* **CONSIGNA 1**: Traduce al inglés esta oración del fragmento: «Y no se nace sin la madre.»
* **CONSIGNA 2**: Reproduce el fragmento comenzando en «Incuestionable, en el» y terminando en «que no queramos.».

De la Virgen hermosa
celos tiene el sol,
porque vio en sus brazos
otro Sol mayor.
-Lope de Vega- 

Estaba reunida la flor innata de la sociedad londinense. Aquella reunión se convocó para dialogar con un famoso pintor americano. Alguien le preguntó por sus orígenes y el celebrado artista respondió que había nacido en Lowel, una pequeña localidad perdida de Massachussets. Al oírlo, una señora tan cursi como rica, dijo: 
─Qué ordinariez! ¿Cómo pudo usted nacer en un sitio así? 
─Pues muy sencillo, señora, respondió el pintor. Muy sencillo: mi madre estaba allí y yo quería estar con ella en un momento tan especial.
 
Incuestionable, en el momento de nacer es indispensable estar al lado de la madre. Después, a lo largo de la vida, habrá otros momentos en los que no podremos estar y otros en los que no queramos. 
En una catequesis pregunté a los niños si me querían regalar a sus madres. Todos, a coro, gritaron: «Nooooo». Y es lógico; nadie quiere desprenderse de su mayor tesoro. Pero Jesús, sí. Jesús nos dio a su madre y desde entonces tenemos otra Madre a cuyo lado podemos y necesitamos estar siempre. 
De algún modo, en el orden sobrenatural, en el de la gracia, en todo momento estamos naciendo. Y no se nace sin la madre.

* **LÍNEAS DE DATOS**:
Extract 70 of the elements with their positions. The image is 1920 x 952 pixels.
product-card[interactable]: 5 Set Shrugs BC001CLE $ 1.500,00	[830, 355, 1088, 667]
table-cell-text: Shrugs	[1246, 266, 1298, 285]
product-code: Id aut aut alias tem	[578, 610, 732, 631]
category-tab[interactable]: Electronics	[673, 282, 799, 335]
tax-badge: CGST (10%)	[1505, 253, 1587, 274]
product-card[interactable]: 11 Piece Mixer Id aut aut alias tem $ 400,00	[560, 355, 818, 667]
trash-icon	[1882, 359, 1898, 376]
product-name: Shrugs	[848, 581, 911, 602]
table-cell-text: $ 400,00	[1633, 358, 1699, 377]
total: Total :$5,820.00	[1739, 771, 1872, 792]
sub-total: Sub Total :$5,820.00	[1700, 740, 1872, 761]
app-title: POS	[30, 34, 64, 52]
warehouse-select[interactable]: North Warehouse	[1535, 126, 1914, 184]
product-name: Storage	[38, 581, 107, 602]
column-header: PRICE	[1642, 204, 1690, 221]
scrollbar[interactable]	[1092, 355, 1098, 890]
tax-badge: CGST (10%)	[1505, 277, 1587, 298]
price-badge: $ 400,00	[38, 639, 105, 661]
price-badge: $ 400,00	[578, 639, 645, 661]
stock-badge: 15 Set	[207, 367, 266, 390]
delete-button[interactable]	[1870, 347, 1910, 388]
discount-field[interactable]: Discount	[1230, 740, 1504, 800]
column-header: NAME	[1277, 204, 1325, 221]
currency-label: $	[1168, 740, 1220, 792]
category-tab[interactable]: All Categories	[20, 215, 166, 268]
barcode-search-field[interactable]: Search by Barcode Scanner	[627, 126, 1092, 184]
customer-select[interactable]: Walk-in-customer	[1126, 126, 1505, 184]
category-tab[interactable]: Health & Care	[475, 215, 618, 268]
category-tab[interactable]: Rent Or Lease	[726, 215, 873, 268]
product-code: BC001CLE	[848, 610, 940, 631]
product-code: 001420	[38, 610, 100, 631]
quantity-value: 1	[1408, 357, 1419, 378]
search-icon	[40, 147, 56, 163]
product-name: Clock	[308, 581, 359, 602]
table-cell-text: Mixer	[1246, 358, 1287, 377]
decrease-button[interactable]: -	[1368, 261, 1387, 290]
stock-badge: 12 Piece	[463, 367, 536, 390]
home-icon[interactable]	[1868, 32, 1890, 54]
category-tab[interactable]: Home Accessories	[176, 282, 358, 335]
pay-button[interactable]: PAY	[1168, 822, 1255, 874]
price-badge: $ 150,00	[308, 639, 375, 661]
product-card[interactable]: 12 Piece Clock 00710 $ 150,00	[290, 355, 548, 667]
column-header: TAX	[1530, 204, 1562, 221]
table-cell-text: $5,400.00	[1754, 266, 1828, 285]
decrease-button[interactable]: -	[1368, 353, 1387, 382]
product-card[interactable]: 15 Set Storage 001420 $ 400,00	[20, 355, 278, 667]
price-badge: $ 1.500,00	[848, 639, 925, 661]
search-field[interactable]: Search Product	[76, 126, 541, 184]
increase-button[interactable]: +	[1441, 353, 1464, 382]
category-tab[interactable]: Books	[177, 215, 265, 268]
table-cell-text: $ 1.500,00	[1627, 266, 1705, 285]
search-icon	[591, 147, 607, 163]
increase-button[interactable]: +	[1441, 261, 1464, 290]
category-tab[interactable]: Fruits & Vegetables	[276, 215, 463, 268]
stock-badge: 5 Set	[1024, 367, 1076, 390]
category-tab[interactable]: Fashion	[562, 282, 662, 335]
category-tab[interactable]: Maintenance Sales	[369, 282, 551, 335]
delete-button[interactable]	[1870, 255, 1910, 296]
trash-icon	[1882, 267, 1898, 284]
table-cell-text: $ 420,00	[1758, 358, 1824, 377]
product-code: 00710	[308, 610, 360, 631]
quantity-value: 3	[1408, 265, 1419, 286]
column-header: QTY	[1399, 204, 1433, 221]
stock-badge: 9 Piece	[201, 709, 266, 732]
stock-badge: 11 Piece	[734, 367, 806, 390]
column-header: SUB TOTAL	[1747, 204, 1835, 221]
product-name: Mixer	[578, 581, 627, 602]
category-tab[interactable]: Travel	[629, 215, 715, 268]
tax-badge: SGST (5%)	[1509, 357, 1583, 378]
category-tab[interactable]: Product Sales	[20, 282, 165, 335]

* **RESPUESTA ESPERADA 1**: And no one is born without the mother.

* **RESPUESTA ESPERADA 2**:
Incuestionable, en el momento de nacer es indispensable estar al lado de la madre. Después, a lo largo de la vida, habrá otros momentos en los que no podremos estar y otros en los que no queramos.